### Material provided ###

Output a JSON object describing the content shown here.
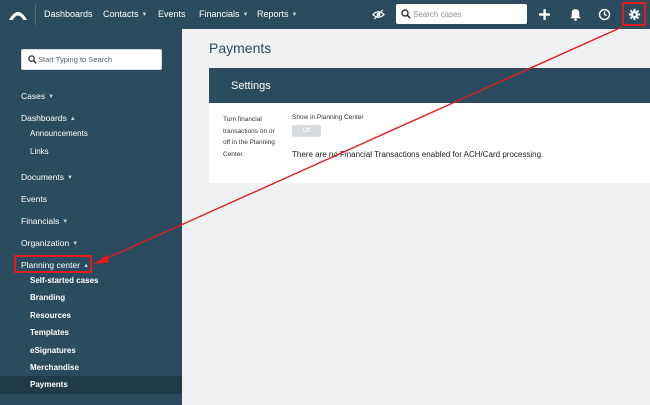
{
  "topbar": {
    "nav": [
      {
        "label": "Dashboards",
        "caret": false
      },
      {
        "label": "Contacts",
        "caret": true
      },
      {
        "label": "Events",
        "caret": false
      },
      {
        "label": "Financials",
        "caret": true
      },
      {
        "label": "Reports",
        "caret": true
      }
    ],
    "search_placeholder": "Search cases",
    "icons": [
      "logo-icon",
      "eye-icon",
      "search-icon",
      "plus-icon",
      "bell-icon",
      "clock-icon",
      "gear-icon"
    ]
  },
  "sidebar": {
    "search_placeholder": "Start Typing to Search",
    "items": [
      {
        "label": "Cases",
        "caret": "down"
      },
      {
        "label": "Dashboards",
        "caret": "up"
      },
      {
        "label": "Announcements"
      },
      {
        "label": "Links"
      },
      {
        "label": "Documents",
        "caret": "down"
      },
      {
        "label": "Events"
      },
      {
        "label": "Financials",
        "caret": "down"
      },
      {
        "label": "Organization",
        "caret": "down"
      },
      {
        "label": "Planning center",
        "caret": "up"
      },
      {
        "label": "Self-started cases"
      },
      {
        "label": "Branding"
      },
      {
        "label": "Resources"
      },
      {
        "label": "Templates"
      },
      {
        "label": "eSignatures"
      },
      {
        "label": "Merchandise"
      },
      {
        "label": "Payments"
      }
    ],
    "active": "Payments"
  },
  "main": {
    "title": "Payments",
    "card_title": "Settings",
    "help_text": "Turn financial transactions on or off in the Planning Center.",
    "show_label": "Show in Planning Center",
    "toggle_label": "Off",
    "toggle_state": "off",
    "info": "There are no Financial Transactions enabled for ACH/Card processing."
  },
  "colors": {
    "navy": "#2b4c5e",
    "active_bg": "#1f3a48",
    "page_bg": "#f0f1f2",
    "highlight": "#e31b1b"
  }
}
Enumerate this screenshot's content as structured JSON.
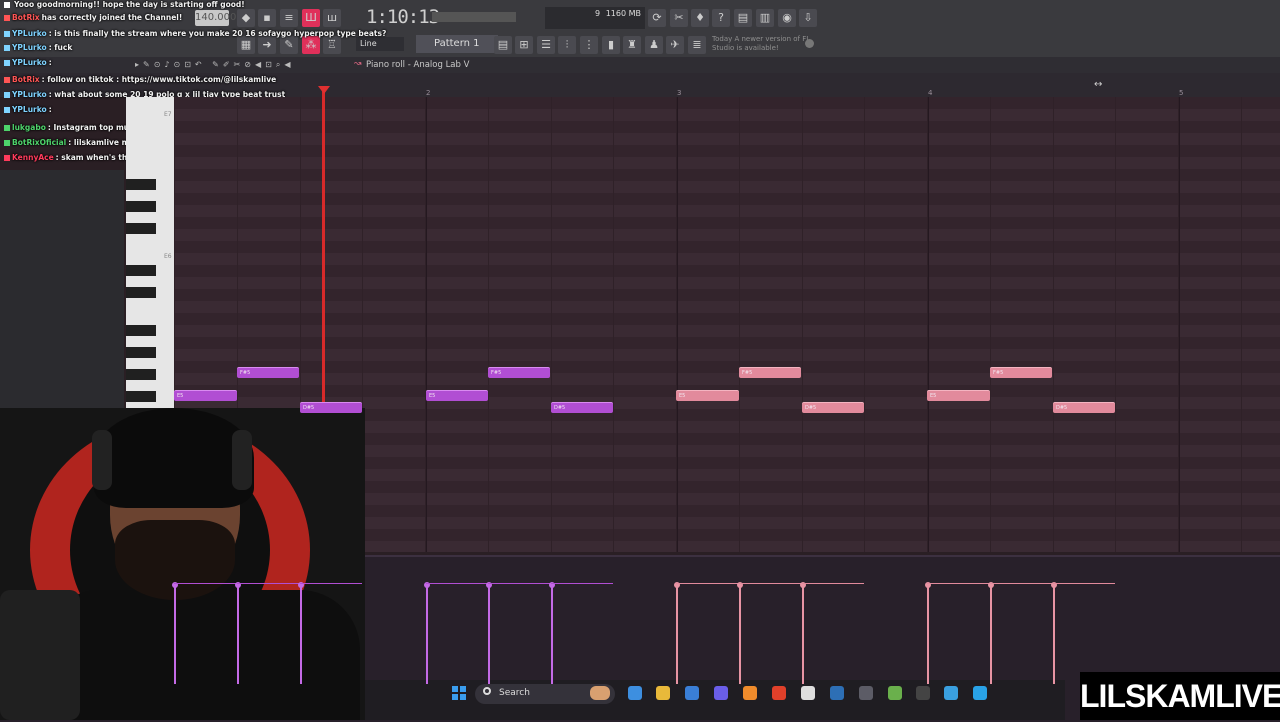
{
  "chat": {
    "messages": [
      {
        "user": "",
        "text": "Yooo goodmorning!! hope the day is starting off good!",
        "user_color": "#ffffff"
      },
      {
        "user": "BotRix",
        "text": "has correctly joined the Channel!",
        "user_color": "#ff5555"
      },
      {
        "user": "YPLurko",
        "text": ": is this finally the stream where you make 20 16 sofaygo hyperpop type beats?",
        "user_color": "#7fd3ff"
      },
      {
        "user": "YPLurko",
        "text": ": fuck",
        "user_color": "#7fd3ff"
      },
      {
        "user": "YPLurko",
        "text": ":",
        "user_color": "#7fd3ff"
      },
      {
        "user": "BotRix",
        "text": ": follow on tiktok : https://www.tiktok.com/@lilskamlive",
        "user_color": "#ff5555"
      },
      {
        "user": "YPLurko",
        "text": ": what about some 20 19 polo g x lil tjay type beat trust",
        "user_color": "#7fd3ff"
      },
      {
        "user": "YPLurko",
        "text": ":",
        "user_color": "#7fd3ff"
      },
      {
        "user": "lukgabo",
        "text": ": Instagram top must eat a lot of girls",
        "user_color": "#4ed36b"
      },
      {
        "user": "BotRixOficial",
        "text": ": lilskamlive makes music",
        "user_color": "#4ed36b"
      },
      {
        "user": "KennyAce",
        "text": ": skam when's the content starting",
        "user_color": "#ff3b5c"
      }
    ]
  },
  "toolbar": {
    "tempo": "140.000",
    "song_time": "1:10:13",
    "cpu_num": "9",
    "memory": "1160 MB",
    "mode": "Line",
    "pattern": "Pattern 1",
    "update_msg": "Today  A newer version of FL Studio is available!"
  },
  "piano_roll": {
    "title": "Piano roll - Analog Lab V",
    "octave_labels": [
      "E7",
      "E6"
    ],
    "bar_numbers": [
      "2",
      "3",
      "4",
      "5"
    ],
    "notes": [
      {
        "label": "E5",
        "color": "purple"
      },
      {
        "label": "F#5",
        "color": "purple"
      },
      {
        "label": "D#5",
        "color": "purple"
      },
      {
        "label": "E5",
        "color": "purple"
      },
      {
        "label": "F#5",
        "color": "purple"
      },
      {
        "label": "D#5",
        "color": "purple"
      },
      {
        "label": "E5",
        "color": "pink"
      },
      {
        "label": "F#5",
        "color": "pink"
      },
      {
        "label": "D#5",
        "color": "pink"
      },
      {
        "label": "E5",
        "color": "pink"
      },
      {
        "label": "F#5",
        "color": "pink"
      },
      {
        "label": "D#5",
        "color": "pink"
      }
    ]
  },
  "taskbar": {
    "search_label": "Search"
  },
  "brand": "LILSKAMLIVE",
  "colors": {
    "note_purple": "#b14ed3",
    "note_pink": "#e28a9c",
    "playhead": "#d72a2a"
  }
}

###

- Task to carry out
Only the number is wanted: how many lines contain the string "Planning"?

- Full answer
3